◆ **REQUIREMENT**
Of the lines in the listing below, how many hold "Technology"? Answer with the number only.

◆ **INPUT MATERIAL**
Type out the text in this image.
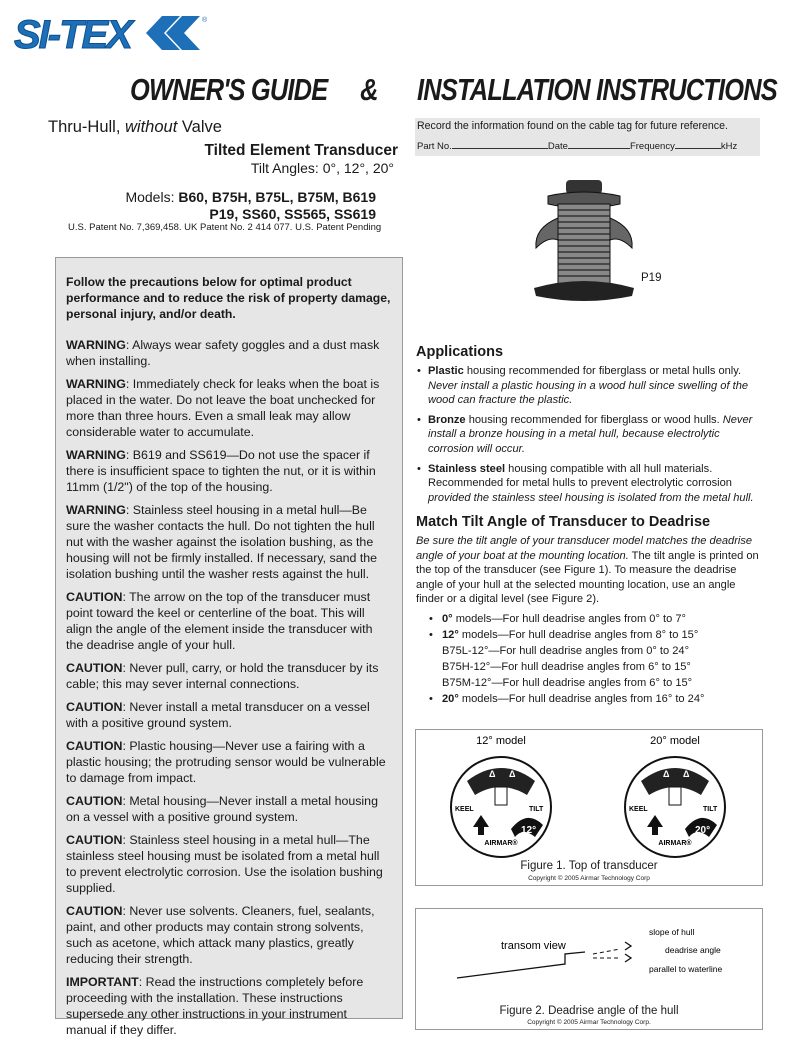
SI-TEX	®
OWNER'S GUIDE & INSTALLATION INSTRUCTIONS
Thru-Hull, without Valve
Tilted Element Transducer
Tilt Angles: 0°, 12°, 20°
Models: B60, B75H, B75L, B75M, B619
P19, SS60, SS565, SS619
U.S. Patent No. 7,369,458. UK Patent No. 2 414 077. U.S. Patent Pending

Follow the precautions below for optimal product performance and to reduce the risk of property damage, personal injury, and/or death.

WARNING: Always wear safety goggles and a dust mask when installing.

WARNING: Immediately check for leaks when the boat is placed in the water. Do not leave the boat unchecked for more than three hours. Even a small leak may allow considerable water to accumulate.

WARNING: B619 and SS619—Do not use the spacer if there is insufficient space to tighten the nut, or it is within 11mm (1/2") of the top of the housing.

WARNING: Stainless steel housing in a metal hull—Be sure the washer contacts the hull. Do not tighten the hull nut with the washer against the isolation bushing, as the housing will not be firmly installed. If necessary, sand the isolation bushing until the washer rests against the hull.

CAUTION: The arrow on the top of the transducer must point toward the keel or centerline of the boat. This will align the angle of the element inside the transducer with the deadrise angle of your hull.

CAUTION: Never pull, carry, or hold the transducer by its cable; this may sever internal connections.

CAUTION: Never install a metal transducer on a vessel with a positive ground system.

CAUTION: Plastic housing—Never use a fairing with a plastic housing; the protruding sensor would be vulnerable to damage from impact.

CAUTION: Metal housing—Never install a metal housing on a vessel with a positive ground system.

CAUTION: Stainless steel housing in a metal hull—The stainless steel housing must be isolated from a metal hull to prevent electrolytic corrosion. Use the isolation bushing supplied.

CAUTION: Never use solvents. Cleaners, fuel, sealants, paint, and other products may contain strong solvents, such as acetone, which attack many plastics, greatly reducing their strength.

IMPORTANT: Read the instructions completely before proceeding with the installation. These instructions supersede any other instructions in your instrument manual if they differ.

Record the information found on the cable tag for future reference.
Part No.	Date	Frequency	kHz
P19
Applications
• Plastic housing recommended for fiberglass or metal hulls only. Never install a plastic housing in a wood hull since swelling of the wood can fracture the plastic.
• Bronze housing recommended for fiberglass or wood hulls. Never install a bronze housing in a metal hull, because electrolytic corrosion will occur.
• Stainless steel housing compatible with all hull materials. Recommended for metal hulls to prevent electrolytic corrosion provided the stainless steel housing is isolated from the metal hull.
Match Tilt Angle of Transducer to Deadrise
Be sure the tilt angle of your transducer model matches the deadrise angle of your boat at the mounting location. The tilt angle is printed on the top of the transducer (see Figure 1). To measure the deadrise angle of your hull at the selected mounting location, use an angle finder or a digital level (see Figure 2).
• 0° models—For hull deadrise angles from 0° to 7°
• 12° models—For hull deadrise angles from 8° to 15°
B75L-12°—For hull deadrise angles from 0° to 24°
B75H-12°—For hull deadrise angles from 6° to 15°
B75M-12°—For hull deadrise angles from 6° to 15°
• 20° models—For hull deadrise angles from 16° to 24°
12° model	20° model
Δ Δ
KEEL	TILT
12°
AIRMAR®
Δ Δ
KEEL	TILT
20°
AIRMAR®
Figure 1. Top of transducer
Copyright © 2005 Airmar Technology Corp
transom view
slope of hull
deadrise angle
parallel to waterline
Figure 2. Deadrise angle of the hull
Copyright © 2005 Airmar Technology Corp.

◆ **FINAL ANSWER**
2